From the entries provided below, copy each line that contains the word "this".

---

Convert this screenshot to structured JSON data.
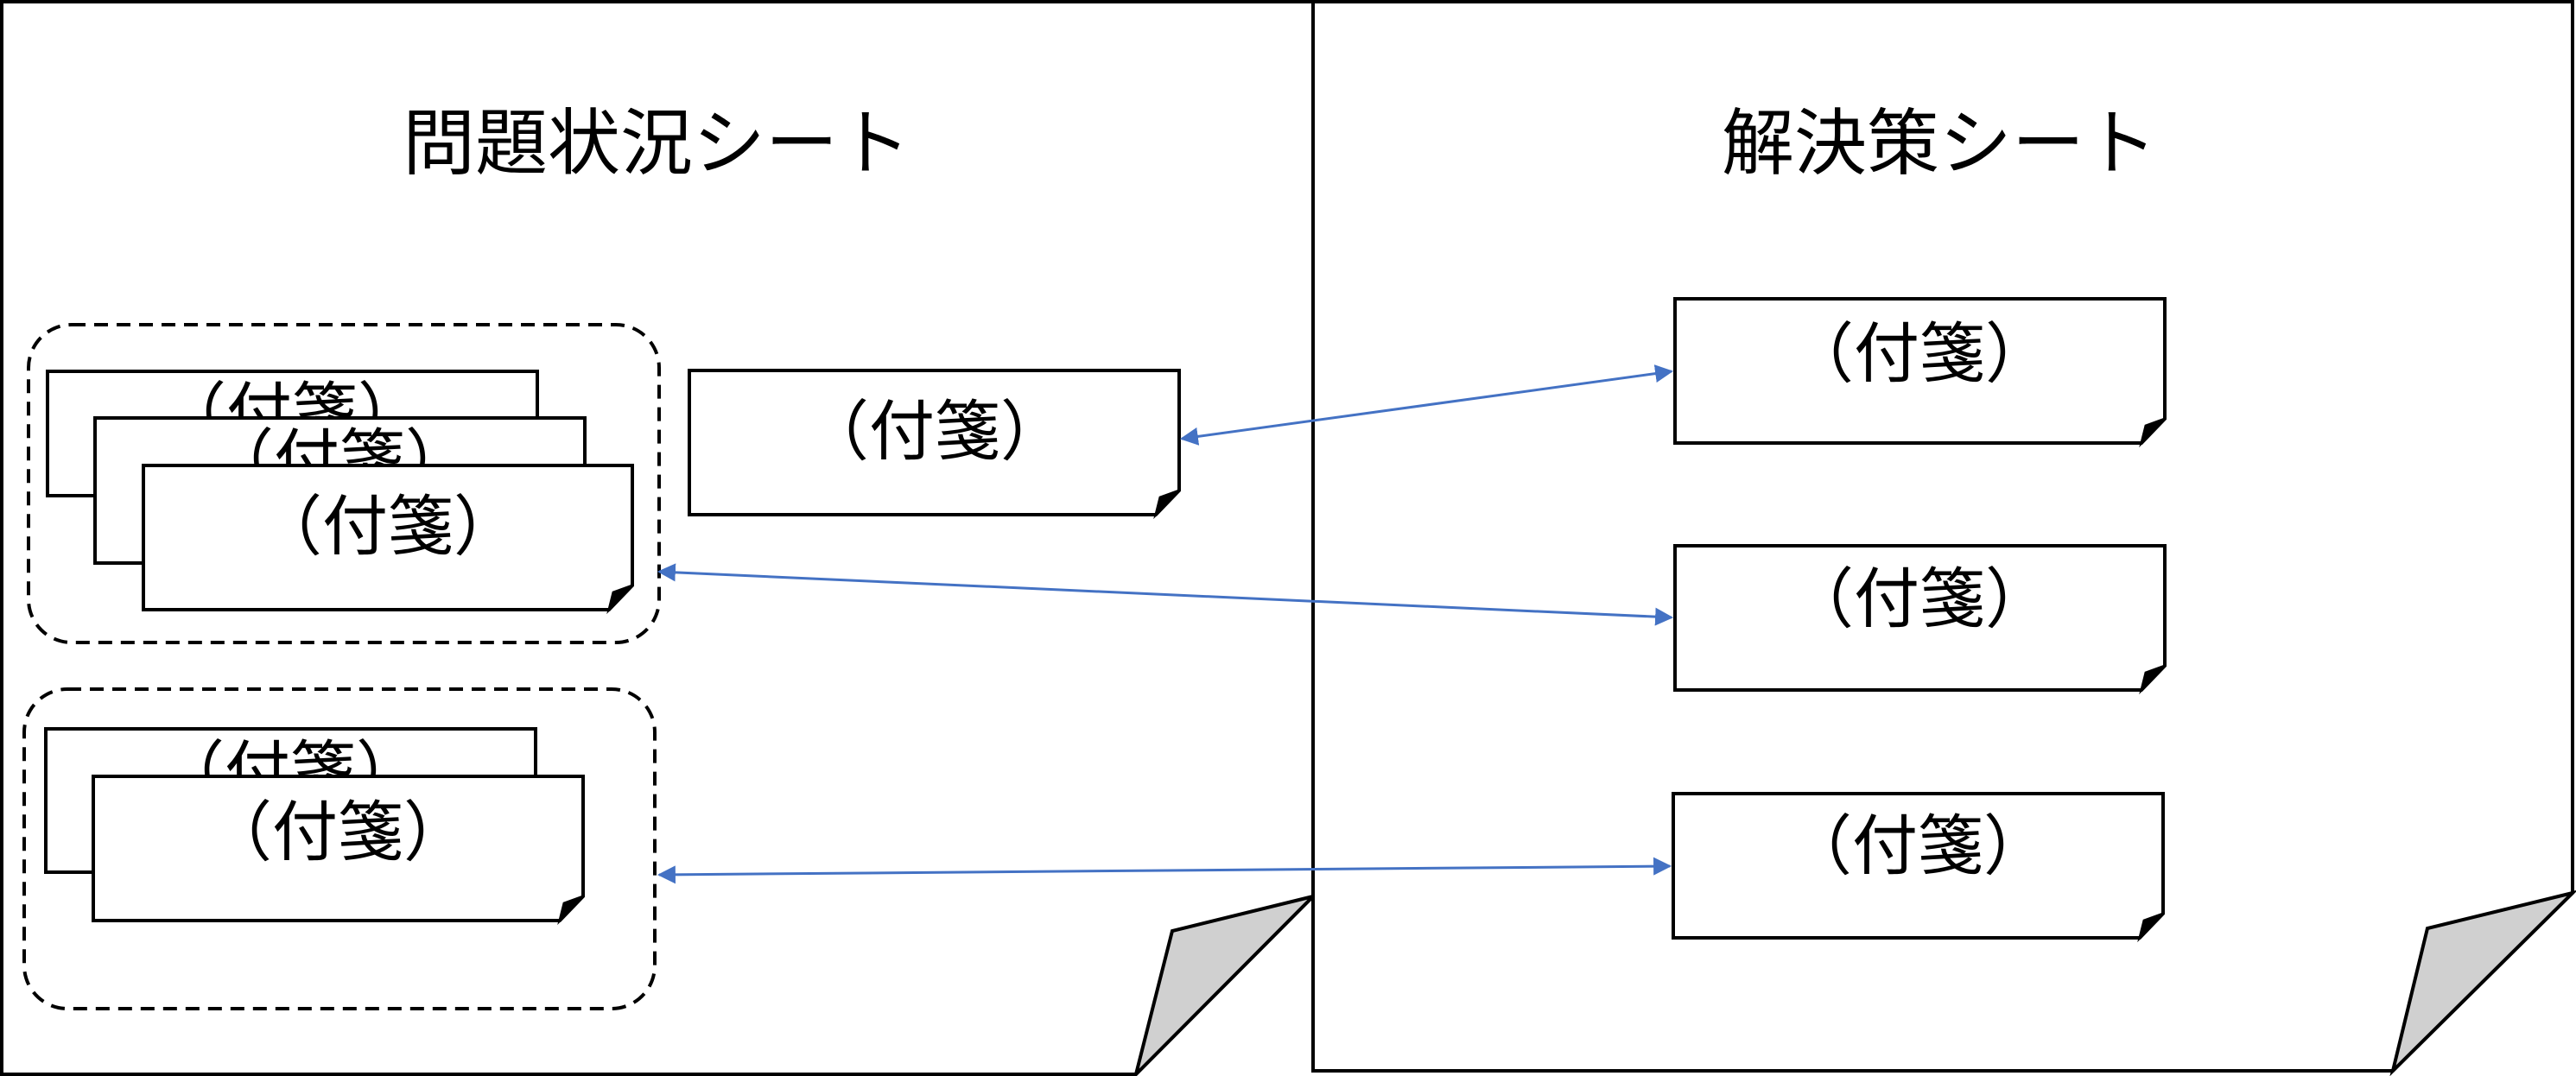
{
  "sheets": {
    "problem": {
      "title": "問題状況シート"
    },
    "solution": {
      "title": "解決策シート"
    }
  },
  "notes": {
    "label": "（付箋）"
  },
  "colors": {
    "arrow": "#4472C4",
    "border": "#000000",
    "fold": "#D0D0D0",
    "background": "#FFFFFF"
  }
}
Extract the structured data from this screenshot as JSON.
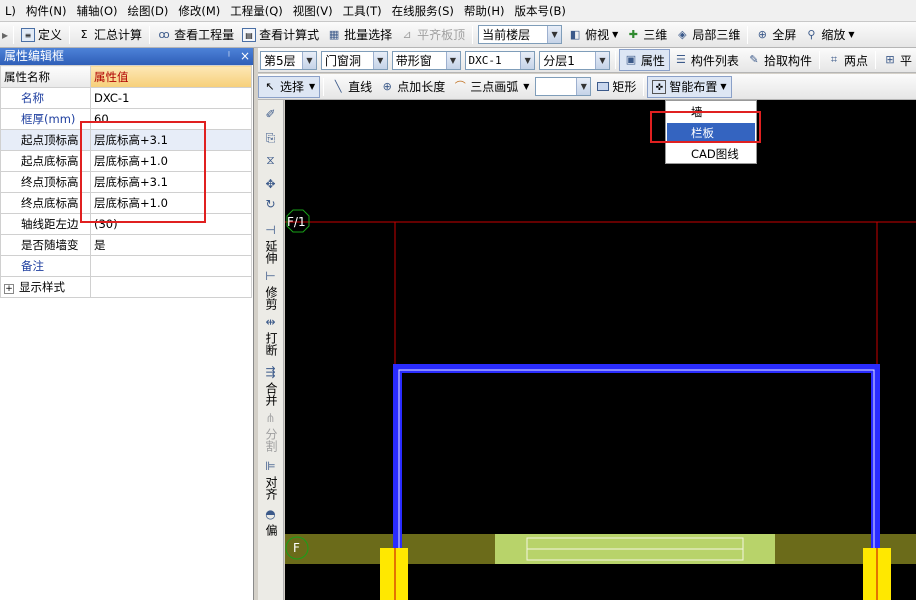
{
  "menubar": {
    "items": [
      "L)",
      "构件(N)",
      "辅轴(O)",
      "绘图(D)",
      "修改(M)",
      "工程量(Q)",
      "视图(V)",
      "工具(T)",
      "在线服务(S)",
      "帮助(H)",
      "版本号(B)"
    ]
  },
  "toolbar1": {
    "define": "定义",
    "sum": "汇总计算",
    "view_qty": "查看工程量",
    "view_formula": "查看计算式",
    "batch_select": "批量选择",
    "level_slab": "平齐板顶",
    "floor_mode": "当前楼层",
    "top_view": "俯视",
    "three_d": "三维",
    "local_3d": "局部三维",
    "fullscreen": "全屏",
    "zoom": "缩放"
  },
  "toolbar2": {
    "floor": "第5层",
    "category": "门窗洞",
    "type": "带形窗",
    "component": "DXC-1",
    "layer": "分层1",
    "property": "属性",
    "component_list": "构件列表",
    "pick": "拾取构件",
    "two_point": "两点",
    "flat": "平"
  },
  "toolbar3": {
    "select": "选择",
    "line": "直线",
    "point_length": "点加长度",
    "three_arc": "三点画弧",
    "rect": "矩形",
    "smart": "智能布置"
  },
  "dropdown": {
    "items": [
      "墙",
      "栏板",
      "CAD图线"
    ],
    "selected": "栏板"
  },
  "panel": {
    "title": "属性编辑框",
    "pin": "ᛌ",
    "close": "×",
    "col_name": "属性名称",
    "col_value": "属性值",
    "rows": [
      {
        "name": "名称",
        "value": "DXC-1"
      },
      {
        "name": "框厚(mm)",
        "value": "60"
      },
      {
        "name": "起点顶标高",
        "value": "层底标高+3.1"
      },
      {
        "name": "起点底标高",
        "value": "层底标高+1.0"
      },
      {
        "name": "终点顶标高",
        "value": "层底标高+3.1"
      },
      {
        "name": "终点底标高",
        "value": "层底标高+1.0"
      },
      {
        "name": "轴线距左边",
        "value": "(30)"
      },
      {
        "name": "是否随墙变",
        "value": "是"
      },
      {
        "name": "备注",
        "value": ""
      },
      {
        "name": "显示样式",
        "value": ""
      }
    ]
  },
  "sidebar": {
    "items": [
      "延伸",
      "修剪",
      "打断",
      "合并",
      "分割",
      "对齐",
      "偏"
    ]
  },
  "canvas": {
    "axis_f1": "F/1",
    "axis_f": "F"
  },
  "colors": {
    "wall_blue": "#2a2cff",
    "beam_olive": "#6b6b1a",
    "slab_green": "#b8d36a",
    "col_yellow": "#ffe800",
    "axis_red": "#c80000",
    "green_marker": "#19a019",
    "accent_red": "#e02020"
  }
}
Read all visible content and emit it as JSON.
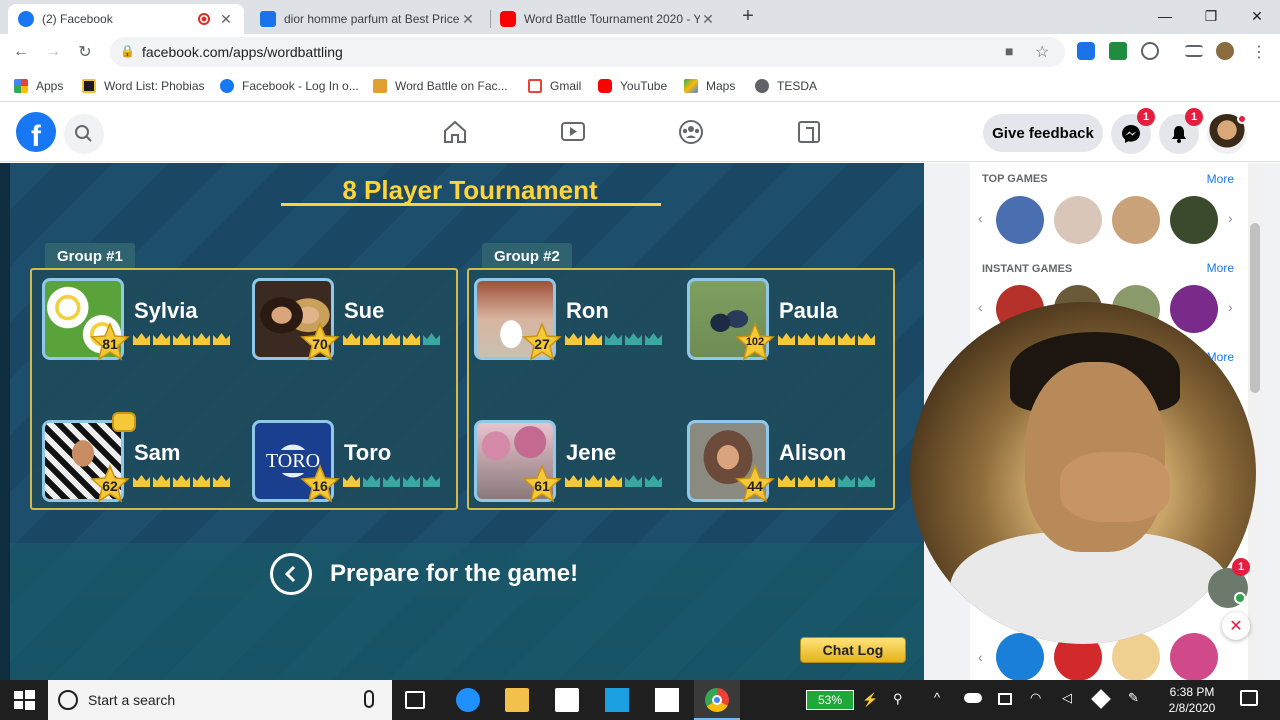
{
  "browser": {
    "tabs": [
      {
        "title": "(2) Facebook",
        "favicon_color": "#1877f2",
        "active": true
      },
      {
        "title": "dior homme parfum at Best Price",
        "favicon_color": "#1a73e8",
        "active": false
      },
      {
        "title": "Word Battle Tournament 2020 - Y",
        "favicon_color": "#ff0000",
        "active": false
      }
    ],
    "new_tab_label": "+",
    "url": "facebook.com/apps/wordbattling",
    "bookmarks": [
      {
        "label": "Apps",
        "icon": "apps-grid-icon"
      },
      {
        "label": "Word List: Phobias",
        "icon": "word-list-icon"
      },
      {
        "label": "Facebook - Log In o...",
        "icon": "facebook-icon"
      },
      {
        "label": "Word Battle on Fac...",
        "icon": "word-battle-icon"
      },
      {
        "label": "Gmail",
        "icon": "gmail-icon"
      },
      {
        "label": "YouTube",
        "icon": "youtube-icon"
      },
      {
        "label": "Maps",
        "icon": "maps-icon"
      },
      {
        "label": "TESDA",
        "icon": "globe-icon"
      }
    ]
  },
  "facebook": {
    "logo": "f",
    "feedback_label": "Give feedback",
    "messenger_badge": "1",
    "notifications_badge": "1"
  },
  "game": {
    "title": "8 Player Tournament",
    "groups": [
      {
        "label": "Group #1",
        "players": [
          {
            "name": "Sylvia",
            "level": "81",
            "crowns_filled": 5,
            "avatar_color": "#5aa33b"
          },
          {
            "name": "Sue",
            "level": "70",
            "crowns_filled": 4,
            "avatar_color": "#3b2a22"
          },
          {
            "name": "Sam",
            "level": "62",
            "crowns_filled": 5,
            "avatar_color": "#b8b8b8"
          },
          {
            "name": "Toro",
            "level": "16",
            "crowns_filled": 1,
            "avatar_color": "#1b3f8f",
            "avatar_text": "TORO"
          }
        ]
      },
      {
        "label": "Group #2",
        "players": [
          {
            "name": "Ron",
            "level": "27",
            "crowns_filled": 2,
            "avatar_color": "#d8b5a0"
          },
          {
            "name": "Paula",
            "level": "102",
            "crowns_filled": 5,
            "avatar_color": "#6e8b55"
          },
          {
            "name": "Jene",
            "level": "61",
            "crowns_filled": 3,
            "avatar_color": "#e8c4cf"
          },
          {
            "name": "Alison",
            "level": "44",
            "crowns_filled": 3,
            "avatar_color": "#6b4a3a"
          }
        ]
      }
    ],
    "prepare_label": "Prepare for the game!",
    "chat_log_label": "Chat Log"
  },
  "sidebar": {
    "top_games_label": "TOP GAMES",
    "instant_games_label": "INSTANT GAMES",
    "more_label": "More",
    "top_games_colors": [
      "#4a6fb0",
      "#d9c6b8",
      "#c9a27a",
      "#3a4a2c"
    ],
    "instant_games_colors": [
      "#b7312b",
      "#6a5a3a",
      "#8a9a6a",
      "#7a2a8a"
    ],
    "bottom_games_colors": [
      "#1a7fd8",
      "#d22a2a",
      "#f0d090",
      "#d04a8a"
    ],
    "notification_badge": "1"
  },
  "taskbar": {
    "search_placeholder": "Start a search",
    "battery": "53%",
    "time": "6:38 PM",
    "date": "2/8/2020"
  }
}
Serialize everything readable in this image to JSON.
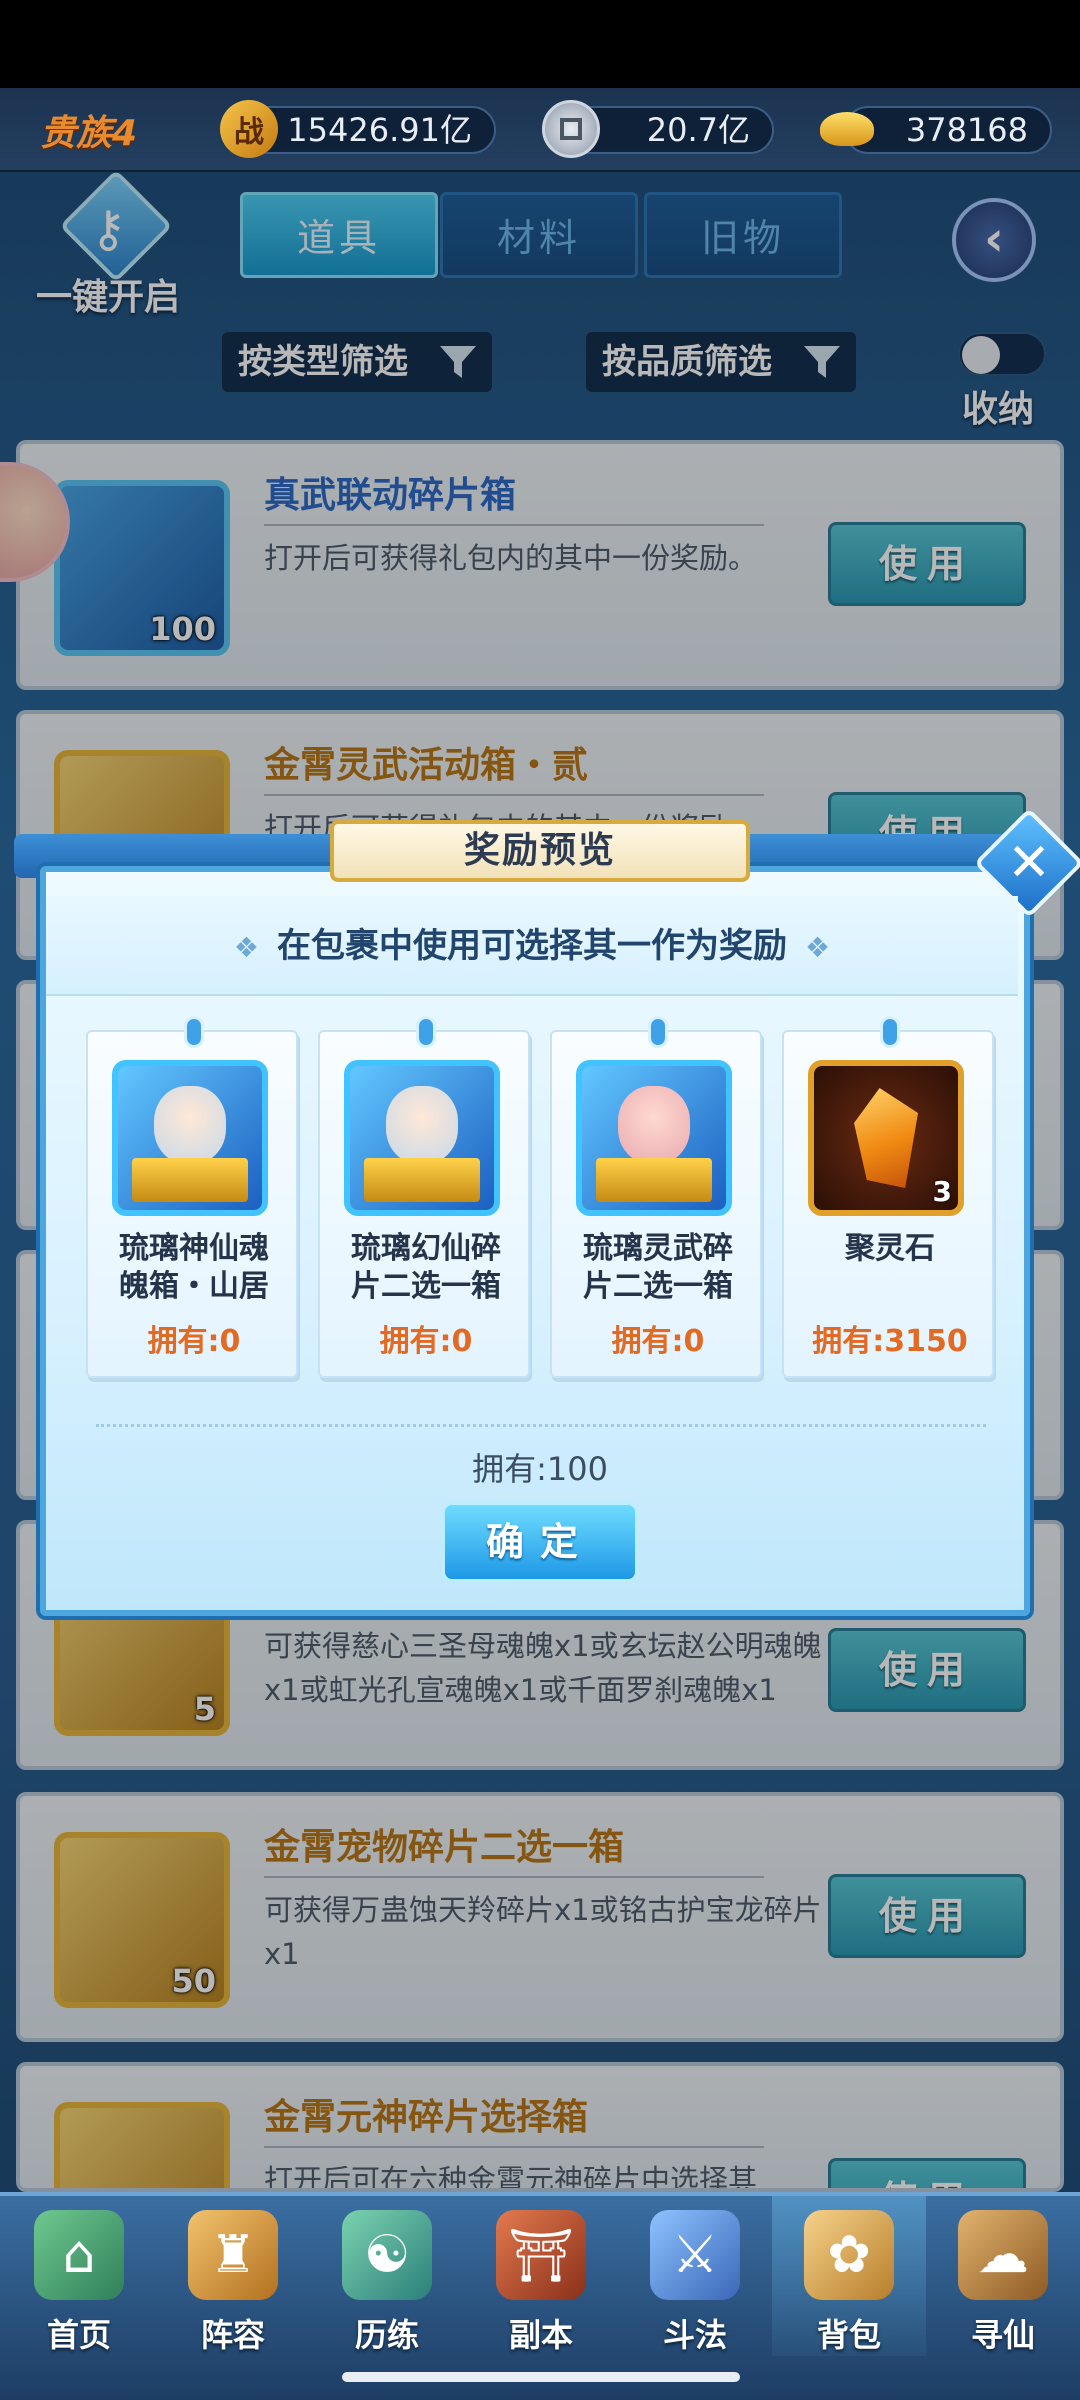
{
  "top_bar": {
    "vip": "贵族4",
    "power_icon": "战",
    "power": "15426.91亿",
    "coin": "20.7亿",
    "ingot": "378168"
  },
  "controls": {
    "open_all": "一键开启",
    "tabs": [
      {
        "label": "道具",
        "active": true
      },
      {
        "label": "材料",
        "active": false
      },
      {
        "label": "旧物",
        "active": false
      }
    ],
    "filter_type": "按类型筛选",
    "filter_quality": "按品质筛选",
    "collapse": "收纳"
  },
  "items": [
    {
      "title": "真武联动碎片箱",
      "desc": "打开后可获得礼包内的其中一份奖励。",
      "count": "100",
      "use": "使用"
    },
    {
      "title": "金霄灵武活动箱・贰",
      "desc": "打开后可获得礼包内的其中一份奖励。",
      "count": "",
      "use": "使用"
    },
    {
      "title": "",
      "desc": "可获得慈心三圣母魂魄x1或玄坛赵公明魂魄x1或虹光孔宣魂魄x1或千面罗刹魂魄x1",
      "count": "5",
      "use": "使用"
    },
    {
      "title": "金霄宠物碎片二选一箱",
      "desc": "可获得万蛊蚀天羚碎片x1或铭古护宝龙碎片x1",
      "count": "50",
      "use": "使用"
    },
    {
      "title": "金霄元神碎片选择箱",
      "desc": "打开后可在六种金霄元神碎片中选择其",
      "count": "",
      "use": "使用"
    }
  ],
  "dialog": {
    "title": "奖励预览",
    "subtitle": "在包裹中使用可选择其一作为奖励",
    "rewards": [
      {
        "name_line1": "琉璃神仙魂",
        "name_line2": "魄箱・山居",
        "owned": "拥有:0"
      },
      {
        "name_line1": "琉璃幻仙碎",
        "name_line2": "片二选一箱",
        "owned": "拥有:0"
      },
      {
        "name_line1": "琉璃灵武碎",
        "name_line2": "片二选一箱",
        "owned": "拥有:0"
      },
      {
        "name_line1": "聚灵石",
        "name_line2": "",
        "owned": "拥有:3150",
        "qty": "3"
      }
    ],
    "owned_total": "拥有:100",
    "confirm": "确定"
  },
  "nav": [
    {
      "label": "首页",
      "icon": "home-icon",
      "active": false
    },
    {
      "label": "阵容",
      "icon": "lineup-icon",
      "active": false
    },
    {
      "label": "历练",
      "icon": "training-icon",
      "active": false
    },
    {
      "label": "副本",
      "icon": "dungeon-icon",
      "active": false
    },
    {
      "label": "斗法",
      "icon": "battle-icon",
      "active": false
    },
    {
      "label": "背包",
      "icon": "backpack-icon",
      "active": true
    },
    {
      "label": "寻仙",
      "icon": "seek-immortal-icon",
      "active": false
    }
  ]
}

---

Result of the task –
Convert this screenshot to structured JSON data.
Extract the structured data from this screenshot as JSON.
Serialize everything readable in this image to JSON.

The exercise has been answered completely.